▶ Goal of the exercise
Report how many lines contain "ORICON"; state the number and nothing else.

Data items

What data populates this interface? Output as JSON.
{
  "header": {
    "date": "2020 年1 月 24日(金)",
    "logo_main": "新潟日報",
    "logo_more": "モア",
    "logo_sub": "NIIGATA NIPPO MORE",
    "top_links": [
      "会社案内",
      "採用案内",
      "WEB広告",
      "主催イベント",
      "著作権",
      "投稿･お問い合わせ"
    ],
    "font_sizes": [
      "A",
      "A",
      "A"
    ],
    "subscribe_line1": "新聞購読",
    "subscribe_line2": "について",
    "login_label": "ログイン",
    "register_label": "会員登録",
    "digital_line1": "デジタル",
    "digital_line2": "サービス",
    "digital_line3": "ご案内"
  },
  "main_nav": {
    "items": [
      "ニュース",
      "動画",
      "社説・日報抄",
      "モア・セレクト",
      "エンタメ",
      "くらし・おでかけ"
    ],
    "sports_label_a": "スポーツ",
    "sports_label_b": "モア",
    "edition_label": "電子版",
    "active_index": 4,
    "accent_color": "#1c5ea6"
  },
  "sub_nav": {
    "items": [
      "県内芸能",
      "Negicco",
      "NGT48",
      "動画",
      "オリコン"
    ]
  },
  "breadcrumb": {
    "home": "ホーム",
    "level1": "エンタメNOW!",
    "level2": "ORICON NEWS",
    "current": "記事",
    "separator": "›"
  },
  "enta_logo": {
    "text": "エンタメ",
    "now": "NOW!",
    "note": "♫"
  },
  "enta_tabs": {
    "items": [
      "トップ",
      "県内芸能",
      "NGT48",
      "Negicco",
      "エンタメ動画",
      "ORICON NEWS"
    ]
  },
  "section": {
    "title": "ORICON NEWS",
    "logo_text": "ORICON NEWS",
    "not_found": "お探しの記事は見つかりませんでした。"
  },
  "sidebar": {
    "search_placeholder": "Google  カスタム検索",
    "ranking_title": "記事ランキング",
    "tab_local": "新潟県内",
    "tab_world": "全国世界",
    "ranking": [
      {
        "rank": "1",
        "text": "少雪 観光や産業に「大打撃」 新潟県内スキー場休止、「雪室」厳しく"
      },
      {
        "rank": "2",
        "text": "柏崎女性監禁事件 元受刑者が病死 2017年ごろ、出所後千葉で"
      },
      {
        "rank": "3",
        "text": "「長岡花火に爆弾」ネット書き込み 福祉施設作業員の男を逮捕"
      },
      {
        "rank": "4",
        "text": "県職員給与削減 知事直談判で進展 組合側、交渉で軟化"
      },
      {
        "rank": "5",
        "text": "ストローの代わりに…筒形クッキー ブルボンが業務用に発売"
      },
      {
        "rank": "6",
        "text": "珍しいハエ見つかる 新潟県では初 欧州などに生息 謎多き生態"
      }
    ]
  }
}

▶ Solution
4